Data provided
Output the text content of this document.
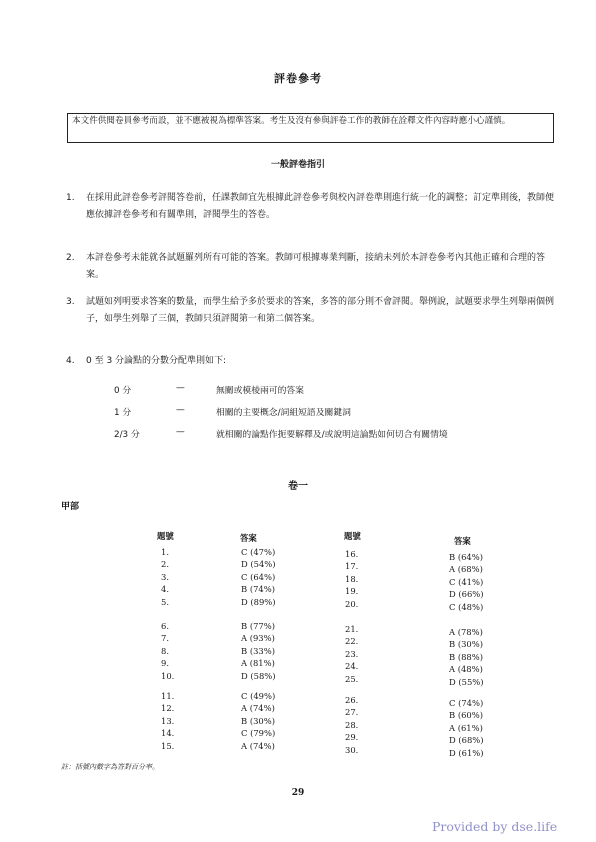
評卷參考
本文件供閱卷員參考而設，並不應被視為標準答案。考生及沒有參與評卷工作的教師在詮釋文件內容時應小心謹慎。
一般評卷指引
1.	在採用此評卷參考評閱答卷前，任課教師宜先根據此評卷參考與校內評卷準則進行統一化的調整；訂定準則後，教師便應依據評卷參考和有關準則，評閱學生的答卷。
2.	本評卷參考未能就各試題羅列所有可能的答案。教師可根據專業判斷，接納未列於本評卷參考內其他正確和合理的答案。
3.	試題如列明要求答案的數量，而學生給予多於要求的答案，多答的部分則不會評閱。舉例說，試題要求學生列舉兩個例子，如學生列舉了三個，教師只須評閱第一和第二個答案。
4.	0 至 3 分論點的分數分配準則如下:
0 分	—	無關或模棱兩可的答案
1 分	—	相關的主要概念/詞組短語及關鍵詞
2/3 分	—	就相關的論點作扼要解釋及/或說明這論點如何切合有關情境
卷一
甲部
題號	答案	題號	答案
1.	C (47%)
2.	D (54%)
3.	C (64%)
4.	B (74%)
5.	D (89%)
6.	B (77%)
7.	A (93%)
8.	B (33%)
9.	A (81%)
10.	D (58%)
11.	C (49%)
12.	A (74%)
13.	B (30%)
14.	C (79%)
15.	A (74%)
16.	B (64%)
17.	A (68%)
18.	C (41%)
19.	D (66%)
20.	C (48%)
21.	A (78%)
22.	B (30%)
23.	B (88%)
24.	A (48%)
25.	D (55%)
26.	C (74%)
27.	B (60%)
28.	A (61%)
29.	D (68%)
30.	D (61%)
註：括號內數字為答對百分率。
29
Provided by dse.life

Task to carry out
Copy the records above exactly. The pictures are not part of the copy.

Full answer
Output the text content of this document.
評卷參考
本文件供閱卷員參考而設，並不應被視為標準答案。考生及沒有參與評卷工作的教師在詮釋文件內容時應小心謹慎。
一般評卷指引
1.	在採用此評卷參考評閱答卷前，任課教師宜先根據此評卷參考與校內評卷準則進行統一化的調整；訂定準則後，教師便應依據評卷參考和有關準則，評閱學生的答卷。
2.	本評卷參考未能就各試題羅列所有可能的答案。教師可根據專業判斷，接納未列於本評卷參考內其他正確和合理的答案。
3.	試題如列明要求答案的數量，而學生給予多於要求的答案，多答的部分則不會評閱。舉例說，試題要求學生列舉兩個例子，如學生列舉了三個，教師只須評閱第一和第二個答案。
4.	0 至 3 分論點的分數分配準則如下:
0 分	—	無關或模棱兩可的答案
1 分	—	相關的主要概念/詞組短語及關鍵詞
2/3 分	—	就相關的論點作扼要解釋及/或說明這論點如何切合有關情境
卷一
甲部
題號	答案	題號	答案
1.	C (47%)
2.	D (54%)
3.	C (64%)
4.	B (74%)
5.	D (89%)
6.	B (77%)
7.	A (93%)
8.	B (33%)
9.	A (81%)
10.	D (58%)
11.	C (49%)
12.	A (74%)
13.	B (30%)
14.	C (79%)
15.	A (74%)
16.	B (64%)
17.	A (68%)
18.	C (41%)
19.	D (66%)
20.	C (48%)
21.	A (78%)
22.	B (30%)
23.	B (88%)
24.	A (48%)
25.	D (55%)
26.	C (74%)
27.	B (60%)
28.	A (61%)
29.	D (68%)
30.	D (61%)
註：括號內數字為答對百分率。
29
Provided by dse.life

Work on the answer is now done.